▸ MATERIAL SUPPLIED:
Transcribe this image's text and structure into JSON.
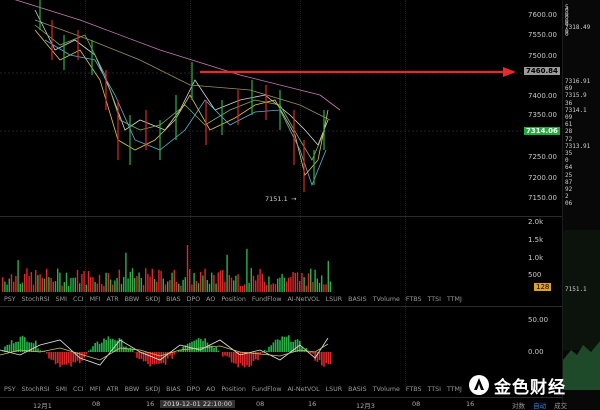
{
  "price_axis": [
    "7600.00",
    "7550.00",
    "7500.00",
    "7450.00",
    "7400.00",
    "7350.00",
    "7300.00",
    "7250.00",
    "7200.00",
    "7150.00"
  ],
  "current_price": "7314.06",
  "annotated_price": "7460.84",
  "low_marker": "7151.1",
  "volume_axis": [
    "2.0k",
    "1.5k",
    "1.0k",
    "500"
  ],
  "volume_badge": "128",
  "osc_axis": [
    "50.00",
    "0.00"
  ],
  "indicator_tabs": [
    "PSY",
    "StochRSI",
    "SMI",
    "CCI",
    "MFI",
    "ATR",
    "BBW",
    "SKDJ",
    "BIAS",
    "DPO",
    "AO",
    "Position",
    "FundFlow",
    "AI-NetVOL",
    "LSUR",
    "BASIS",
    "TVolume",
    "FTBS",
    "TTSI",
    "TTMJ"
  ],
  "time_labels": [
    "12月1",
    "08",
    "16",
    "2019-12-01 22:10:00",
    "08",
    "16",
    "12月3",
    "08",
    "16"
  ],
  "right_panel": {
    "top_values": [
      "5",
      "0",
      "0",
      "0",
      "0",
      "0",
      "7318.49",
      "0",
      "0"
    ],
    "mid_values": [
      "7316.91",
      "69",
      "7315.9",
      "36",
      "7314.1",
      "09",
      "61",
      "28",
      "72",
      "7313.91",
      "35",
      "0",
      "64",
      "25",
      "87",
      "92",
      "2",
      "06"
    ],
    "low_value": "7151.1"
  },
  "watermark": "金色财经",
  "footer_tabs": [
    "对数",
    "自动",
    "成交"
  ],
  "colors": {
    "up": "#23b34a",
    "down": "#e0262a",
    "arrow": "#e8282b",
    "price_tag": "#1fae3a"
  }
}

▸ TASK DETAILS:
Give back the entries verbatim. Do not include any picture.

▸ SOLUTION TO THE EXERCISE:
Transcribe this image's text and structure into JSON.
{
  "price_axis": [
    "7600.00",
    "7550.00",
    "7500.00",
    "7450.00",
    "7400.00",
    "7350.00",
    "7300.00",
    "7250.00",
    "7200.00",
    "7150.00"
  ],
  "current_price": "7314.06",
  "annotated_price": "7460.84",
  "low_marker": "7151.1",
  "volume_axis": [
    "2.0k",
    "1.5k",
    "1.0k",
    "500"
  ],
  "volume_badge": "128",
  "osc_axis": [
    "50.00",
    "0.00"
  ],
  "indicator_tabs": [
    "PSY",
    "StochRSI",
    "SMI",
    "CCI",
    "MFI",
    "ATR",
    "BBW",
    "SKDJ",
    "BIAS",
    "DPO",
    "AO",
    "Position",
    "FundFlow",
    "AI-NetVOL",
    "LSUR",
    "BASIS",
    "TVolume",
    "FTBS",
    "TTSI",
    "TTMJ"
  ],
  "time_labels": [
    "12月1",
    "08",
    "16",
    "2019-12-01 22:10:00",
    "08",
    "16",
    "12月3",
    "08",
    "16"
  ],
  "right_panel": {
    "top_values": [
      "5",
      "0",
      "0",
      "0",
      "0",
      "0",
      "7318.49",
      "0",
      "0"
    ],
    "mid_values": [
      "7316.91",
      "69",
      "7315.9",
      "36",
      "7314.1",
      "09",
      "61",
      "28",
      "72",
      "7313.91",
      "35",
      "0",
      "64",
      "25",
      "87",
      "92",
      "2",
      "06"
    ],
    "low_value": "7151.1"
  },
  "watermark": "金色财经",
  "footer_tabs": [
    "对数",
    "自动",
    "成交"
  ],
  "colors": {
    "up": "#23b34a",
    "down": "#e0262a",
    "arrow": "#e8282b",
    "price_tag": "#1fae3a"
  }
}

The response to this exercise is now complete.